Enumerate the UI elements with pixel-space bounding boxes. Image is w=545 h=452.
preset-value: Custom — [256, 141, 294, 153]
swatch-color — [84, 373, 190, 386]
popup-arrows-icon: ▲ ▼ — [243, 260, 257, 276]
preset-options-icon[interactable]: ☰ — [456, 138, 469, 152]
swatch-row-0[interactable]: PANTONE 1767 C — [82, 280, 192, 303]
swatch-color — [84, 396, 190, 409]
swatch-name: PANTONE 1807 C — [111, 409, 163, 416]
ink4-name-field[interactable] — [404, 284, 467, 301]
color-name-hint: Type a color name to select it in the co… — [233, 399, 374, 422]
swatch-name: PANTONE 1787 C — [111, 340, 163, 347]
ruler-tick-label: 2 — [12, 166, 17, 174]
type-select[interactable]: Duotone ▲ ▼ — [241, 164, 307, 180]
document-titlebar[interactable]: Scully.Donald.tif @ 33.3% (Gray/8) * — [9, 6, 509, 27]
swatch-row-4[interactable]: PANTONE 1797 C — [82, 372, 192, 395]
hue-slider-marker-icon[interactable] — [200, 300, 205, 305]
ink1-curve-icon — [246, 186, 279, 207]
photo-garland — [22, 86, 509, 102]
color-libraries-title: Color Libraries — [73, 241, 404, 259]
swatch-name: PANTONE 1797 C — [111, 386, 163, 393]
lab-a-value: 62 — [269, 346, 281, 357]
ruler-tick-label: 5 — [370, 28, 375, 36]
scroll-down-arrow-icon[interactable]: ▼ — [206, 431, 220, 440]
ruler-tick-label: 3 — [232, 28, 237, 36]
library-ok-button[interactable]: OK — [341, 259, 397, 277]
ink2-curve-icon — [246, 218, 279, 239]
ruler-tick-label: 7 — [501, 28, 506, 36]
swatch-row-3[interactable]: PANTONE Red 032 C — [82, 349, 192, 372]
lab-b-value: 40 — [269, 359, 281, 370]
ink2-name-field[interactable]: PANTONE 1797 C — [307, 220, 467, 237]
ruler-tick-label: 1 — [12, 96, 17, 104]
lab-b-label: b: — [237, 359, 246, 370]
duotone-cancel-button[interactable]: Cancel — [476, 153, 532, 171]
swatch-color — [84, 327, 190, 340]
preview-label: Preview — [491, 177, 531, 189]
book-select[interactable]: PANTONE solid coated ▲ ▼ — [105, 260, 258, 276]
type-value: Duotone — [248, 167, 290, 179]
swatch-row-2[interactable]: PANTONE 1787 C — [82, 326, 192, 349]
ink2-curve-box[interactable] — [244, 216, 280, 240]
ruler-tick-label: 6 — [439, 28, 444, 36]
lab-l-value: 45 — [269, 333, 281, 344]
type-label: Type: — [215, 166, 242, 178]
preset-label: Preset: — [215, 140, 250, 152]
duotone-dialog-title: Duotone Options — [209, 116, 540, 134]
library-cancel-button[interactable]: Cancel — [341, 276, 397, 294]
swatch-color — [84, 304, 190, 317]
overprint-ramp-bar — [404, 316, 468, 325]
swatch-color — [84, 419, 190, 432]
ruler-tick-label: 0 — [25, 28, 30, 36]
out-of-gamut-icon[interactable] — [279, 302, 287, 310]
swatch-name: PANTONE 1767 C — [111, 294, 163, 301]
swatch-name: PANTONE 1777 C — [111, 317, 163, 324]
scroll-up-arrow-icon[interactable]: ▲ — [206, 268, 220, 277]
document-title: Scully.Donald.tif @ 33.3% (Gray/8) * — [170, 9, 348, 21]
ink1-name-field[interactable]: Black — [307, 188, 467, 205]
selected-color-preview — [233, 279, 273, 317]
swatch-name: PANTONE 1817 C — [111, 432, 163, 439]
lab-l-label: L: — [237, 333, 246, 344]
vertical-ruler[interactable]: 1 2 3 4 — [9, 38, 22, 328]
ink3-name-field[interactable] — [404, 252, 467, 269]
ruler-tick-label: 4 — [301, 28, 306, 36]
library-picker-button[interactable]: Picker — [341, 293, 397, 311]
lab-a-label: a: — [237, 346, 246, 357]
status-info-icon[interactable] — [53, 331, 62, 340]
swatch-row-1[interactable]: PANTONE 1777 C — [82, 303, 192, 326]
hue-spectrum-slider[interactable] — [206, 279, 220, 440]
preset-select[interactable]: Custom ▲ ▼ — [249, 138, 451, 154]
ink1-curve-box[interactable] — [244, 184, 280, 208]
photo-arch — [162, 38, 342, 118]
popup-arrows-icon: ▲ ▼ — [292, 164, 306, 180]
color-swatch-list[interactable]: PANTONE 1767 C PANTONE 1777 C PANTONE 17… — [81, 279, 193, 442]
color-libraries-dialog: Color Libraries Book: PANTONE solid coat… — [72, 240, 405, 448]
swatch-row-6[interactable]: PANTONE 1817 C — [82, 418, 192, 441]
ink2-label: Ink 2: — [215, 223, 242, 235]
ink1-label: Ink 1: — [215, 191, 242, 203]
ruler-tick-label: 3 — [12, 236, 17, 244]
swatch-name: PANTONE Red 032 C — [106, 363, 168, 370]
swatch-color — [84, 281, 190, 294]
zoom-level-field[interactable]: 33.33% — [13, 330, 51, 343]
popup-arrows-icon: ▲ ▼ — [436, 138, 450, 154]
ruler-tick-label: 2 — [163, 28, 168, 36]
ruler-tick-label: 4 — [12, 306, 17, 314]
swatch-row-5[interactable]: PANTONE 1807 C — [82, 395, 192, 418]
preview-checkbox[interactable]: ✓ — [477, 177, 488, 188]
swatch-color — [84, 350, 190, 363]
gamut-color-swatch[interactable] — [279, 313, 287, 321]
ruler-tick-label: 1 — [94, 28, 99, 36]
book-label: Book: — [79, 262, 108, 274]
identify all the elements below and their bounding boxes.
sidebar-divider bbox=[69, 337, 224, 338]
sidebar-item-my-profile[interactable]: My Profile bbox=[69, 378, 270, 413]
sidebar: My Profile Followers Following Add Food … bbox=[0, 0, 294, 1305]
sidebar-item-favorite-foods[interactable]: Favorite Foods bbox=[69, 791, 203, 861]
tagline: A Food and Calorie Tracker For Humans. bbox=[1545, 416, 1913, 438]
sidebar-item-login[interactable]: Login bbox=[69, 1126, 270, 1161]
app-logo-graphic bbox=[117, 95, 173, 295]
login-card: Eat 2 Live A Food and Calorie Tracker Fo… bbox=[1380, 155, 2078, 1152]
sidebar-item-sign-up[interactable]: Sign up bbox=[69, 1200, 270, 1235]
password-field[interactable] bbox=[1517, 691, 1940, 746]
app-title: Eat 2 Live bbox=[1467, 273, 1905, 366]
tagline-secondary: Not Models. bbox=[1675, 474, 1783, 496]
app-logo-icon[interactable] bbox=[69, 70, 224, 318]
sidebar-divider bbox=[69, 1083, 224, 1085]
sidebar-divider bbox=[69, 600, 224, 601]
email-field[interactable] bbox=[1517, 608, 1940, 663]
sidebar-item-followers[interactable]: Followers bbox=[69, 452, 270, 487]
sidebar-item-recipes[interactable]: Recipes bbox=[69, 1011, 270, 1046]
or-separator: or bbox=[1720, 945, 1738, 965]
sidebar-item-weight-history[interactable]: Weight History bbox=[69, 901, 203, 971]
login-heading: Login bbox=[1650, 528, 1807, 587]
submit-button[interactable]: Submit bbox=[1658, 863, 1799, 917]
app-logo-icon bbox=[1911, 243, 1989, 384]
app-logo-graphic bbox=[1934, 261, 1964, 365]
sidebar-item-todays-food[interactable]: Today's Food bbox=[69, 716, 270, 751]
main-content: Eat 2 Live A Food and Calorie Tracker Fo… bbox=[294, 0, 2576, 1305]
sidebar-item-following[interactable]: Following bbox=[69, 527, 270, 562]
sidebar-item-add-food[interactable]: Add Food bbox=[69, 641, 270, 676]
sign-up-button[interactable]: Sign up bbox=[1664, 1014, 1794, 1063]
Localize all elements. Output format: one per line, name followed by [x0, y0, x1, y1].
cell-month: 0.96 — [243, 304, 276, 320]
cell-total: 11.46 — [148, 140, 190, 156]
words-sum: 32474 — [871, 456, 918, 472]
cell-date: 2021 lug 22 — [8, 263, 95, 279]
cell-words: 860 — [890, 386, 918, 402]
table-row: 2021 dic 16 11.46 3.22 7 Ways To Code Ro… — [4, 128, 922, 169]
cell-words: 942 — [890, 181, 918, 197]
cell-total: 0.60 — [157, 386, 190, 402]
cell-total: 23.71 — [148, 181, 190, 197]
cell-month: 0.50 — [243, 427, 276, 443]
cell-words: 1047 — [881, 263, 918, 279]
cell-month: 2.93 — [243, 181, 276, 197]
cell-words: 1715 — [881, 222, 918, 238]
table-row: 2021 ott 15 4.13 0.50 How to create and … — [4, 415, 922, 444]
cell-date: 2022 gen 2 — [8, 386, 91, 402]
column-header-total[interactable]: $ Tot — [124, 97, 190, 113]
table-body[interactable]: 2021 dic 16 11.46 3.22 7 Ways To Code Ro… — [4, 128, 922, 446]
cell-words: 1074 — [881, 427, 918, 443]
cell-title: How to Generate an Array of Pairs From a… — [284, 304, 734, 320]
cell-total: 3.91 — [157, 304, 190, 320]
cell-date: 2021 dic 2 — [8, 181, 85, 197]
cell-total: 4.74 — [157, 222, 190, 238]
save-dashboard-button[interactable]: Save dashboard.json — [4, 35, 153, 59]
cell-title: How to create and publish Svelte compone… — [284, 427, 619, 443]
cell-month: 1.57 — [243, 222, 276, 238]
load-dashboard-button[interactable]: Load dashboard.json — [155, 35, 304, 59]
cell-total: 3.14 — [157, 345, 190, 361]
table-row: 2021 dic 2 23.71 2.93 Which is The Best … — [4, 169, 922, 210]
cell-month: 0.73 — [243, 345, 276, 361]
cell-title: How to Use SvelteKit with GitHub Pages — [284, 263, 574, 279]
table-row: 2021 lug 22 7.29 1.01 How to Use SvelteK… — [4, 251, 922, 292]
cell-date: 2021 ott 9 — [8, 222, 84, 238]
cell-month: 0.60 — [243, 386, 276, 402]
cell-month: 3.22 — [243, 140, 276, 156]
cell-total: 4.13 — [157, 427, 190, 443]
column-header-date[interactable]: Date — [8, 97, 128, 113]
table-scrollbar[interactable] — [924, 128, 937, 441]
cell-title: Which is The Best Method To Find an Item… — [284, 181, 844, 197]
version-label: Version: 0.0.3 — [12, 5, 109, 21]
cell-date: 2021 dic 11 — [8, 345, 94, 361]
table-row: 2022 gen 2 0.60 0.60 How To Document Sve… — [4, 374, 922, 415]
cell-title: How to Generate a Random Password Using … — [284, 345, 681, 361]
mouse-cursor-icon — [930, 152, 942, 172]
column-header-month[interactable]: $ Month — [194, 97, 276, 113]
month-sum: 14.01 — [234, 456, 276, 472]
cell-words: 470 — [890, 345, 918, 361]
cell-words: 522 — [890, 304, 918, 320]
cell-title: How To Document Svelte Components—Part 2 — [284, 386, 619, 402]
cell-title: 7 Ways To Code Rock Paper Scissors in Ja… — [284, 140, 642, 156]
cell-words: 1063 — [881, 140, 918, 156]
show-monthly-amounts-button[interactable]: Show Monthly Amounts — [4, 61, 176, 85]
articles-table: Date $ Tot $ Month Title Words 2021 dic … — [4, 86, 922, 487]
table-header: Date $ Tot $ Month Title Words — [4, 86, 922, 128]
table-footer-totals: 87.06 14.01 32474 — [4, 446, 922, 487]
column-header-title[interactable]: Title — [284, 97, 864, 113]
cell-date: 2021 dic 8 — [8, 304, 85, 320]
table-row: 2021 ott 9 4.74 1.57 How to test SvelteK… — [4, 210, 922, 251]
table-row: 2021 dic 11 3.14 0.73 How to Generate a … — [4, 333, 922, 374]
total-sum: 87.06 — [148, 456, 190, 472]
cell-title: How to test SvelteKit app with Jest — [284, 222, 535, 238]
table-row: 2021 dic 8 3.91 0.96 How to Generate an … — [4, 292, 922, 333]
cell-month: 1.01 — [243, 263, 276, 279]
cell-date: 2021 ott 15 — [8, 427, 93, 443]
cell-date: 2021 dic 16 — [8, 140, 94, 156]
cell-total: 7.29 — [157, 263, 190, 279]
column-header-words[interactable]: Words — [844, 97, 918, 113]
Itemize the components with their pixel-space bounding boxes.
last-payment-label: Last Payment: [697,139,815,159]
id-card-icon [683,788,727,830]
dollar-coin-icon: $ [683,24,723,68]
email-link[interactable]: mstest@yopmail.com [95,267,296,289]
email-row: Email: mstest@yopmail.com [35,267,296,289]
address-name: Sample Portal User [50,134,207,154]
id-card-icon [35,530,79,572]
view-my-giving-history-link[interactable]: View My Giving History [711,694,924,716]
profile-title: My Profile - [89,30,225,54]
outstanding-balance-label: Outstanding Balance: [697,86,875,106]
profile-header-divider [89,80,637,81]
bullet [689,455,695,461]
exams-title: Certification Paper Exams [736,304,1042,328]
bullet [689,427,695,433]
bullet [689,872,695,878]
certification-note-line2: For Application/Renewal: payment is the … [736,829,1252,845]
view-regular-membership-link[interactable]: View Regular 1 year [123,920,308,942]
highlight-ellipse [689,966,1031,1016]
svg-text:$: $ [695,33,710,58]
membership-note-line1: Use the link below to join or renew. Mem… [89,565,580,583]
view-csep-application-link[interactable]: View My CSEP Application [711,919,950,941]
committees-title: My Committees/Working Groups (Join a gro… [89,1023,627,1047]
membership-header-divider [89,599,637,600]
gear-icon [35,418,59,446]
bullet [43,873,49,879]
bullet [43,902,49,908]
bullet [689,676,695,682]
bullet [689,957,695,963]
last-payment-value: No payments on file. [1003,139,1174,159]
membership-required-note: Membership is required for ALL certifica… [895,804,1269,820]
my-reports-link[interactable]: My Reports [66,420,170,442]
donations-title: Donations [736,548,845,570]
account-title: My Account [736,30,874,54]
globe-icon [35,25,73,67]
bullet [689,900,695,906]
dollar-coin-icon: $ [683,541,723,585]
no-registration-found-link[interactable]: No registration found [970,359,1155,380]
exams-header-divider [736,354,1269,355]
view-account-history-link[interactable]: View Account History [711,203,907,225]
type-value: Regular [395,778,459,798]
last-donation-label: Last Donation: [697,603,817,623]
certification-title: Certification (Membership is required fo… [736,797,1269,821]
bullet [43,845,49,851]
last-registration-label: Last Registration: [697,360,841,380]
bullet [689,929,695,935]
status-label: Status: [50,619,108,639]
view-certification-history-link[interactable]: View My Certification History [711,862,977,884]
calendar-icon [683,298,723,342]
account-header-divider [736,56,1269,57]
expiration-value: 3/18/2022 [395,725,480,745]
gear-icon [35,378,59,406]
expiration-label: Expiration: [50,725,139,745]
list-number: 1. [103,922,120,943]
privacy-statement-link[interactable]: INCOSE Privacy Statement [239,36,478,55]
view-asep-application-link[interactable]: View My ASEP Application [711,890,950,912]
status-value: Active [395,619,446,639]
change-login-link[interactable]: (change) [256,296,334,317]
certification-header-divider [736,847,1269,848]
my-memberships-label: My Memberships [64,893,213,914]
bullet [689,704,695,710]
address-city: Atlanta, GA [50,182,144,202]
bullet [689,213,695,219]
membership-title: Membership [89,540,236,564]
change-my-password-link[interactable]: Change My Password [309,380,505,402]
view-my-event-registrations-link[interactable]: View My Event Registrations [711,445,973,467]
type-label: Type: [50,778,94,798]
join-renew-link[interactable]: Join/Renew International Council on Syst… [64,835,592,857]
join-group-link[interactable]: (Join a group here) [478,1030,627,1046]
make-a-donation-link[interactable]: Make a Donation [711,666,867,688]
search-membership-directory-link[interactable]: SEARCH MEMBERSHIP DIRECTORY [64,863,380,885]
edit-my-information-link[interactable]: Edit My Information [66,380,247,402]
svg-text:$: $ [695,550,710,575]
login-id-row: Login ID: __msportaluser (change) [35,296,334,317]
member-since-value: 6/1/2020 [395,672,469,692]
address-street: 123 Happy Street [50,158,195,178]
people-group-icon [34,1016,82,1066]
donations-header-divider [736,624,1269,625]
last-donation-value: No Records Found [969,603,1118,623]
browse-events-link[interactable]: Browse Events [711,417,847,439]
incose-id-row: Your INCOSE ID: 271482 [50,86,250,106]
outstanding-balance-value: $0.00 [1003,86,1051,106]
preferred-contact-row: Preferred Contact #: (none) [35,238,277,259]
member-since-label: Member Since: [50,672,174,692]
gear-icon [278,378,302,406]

:::::

:: WRITTEN REQUEST ::
Select every line of the records that contains the string "Gray".

:: RESPONSE TO THIS EXERCISE ::
document-titlebar[interactable]: Scully.Donald.tif @ 33.3% (Gray/8) * — [9, 6, 509, 27]
document-title: Scully.Donald.tif @ 33.3% (Gray/8) * — [170, 9, 348, 21]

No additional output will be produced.